─── Material for this exercise ───

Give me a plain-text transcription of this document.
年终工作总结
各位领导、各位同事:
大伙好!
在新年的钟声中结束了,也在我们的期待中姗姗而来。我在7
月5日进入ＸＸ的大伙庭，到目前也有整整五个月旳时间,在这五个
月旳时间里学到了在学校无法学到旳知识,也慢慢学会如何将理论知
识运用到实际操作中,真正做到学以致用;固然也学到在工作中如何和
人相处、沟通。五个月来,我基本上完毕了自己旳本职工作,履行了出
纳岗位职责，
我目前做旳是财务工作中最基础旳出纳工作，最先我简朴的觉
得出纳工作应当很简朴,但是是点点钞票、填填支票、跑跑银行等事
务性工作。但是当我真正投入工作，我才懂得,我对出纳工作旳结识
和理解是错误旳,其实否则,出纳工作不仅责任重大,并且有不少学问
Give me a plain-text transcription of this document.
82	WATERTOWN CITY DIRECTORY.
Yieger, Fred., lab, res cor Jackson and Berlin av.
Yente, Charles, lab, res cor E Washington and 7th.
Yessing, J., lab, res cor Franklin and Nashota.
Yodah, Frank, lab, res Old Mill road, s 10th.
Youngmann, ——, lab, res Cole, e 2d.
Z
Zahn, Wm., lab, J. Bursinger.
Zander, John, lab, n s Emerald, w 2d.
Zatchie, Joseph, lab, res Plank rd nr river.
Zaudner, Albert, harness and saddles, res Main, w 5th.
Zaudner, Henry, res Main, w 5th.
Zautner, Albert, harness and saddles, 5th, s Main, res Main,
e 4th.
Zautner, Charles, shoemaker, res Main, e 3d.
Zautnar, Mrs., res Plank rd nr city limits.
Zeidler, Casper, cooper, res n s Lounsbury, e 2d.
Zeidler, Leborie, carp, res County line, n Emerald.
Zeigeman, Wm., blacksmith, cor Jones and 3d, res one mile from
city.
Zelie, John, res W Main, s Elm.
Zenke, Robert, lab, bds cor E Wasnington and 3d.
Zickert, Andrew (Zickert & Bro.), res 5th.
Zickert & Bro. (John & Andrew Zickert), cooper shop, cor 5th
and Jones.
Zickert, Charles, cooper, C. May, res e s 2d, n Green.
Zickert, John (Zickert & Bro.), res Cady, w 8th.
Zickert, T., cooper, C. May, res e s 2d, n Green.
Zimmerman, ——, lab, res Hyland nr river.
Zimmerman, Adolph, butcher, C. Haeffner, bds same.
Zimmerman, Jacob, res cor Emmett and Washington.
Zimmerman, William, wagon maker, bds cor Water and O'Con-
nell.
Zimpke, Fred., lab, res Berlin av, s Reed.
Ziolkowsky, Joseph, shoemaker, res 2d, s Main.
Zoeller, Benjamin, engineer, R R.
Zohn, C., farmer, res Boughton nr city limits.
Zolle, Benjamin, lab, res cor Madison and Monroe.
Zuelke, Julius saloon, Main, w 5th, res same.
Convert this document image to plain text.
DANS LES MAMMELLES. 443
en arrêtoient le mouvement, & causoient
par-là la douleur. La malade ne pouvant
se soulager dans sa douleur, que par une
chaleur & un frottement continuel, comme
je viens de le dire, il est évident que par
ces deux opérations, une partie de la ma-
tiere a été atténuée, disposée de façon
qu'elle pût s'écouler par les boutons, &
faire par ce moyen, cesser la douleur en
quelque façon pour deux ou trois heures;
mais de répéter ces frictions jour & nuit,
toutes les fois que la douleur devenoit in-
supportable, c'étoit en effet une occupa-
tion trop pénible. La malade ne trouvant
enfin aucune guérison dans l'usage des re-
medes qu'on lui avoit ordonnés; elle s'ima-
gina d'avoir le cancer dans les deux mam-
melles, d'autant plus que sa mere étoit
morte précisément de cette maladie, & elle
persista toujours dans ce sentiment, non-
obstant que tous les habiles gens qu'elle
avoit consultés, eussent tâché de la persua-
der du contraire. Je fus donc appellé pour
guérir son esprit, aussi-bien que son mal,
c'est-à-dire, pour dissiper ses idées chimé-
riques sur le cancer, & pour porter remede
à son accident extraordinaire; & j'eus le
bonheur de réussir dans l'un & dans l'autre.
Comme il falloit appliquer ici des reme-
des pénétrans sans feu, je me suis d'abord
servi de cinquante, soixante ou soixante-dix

───

**Task description**
Give only the number of lines in the listing above that include the string "Fred".

**Full solution**
2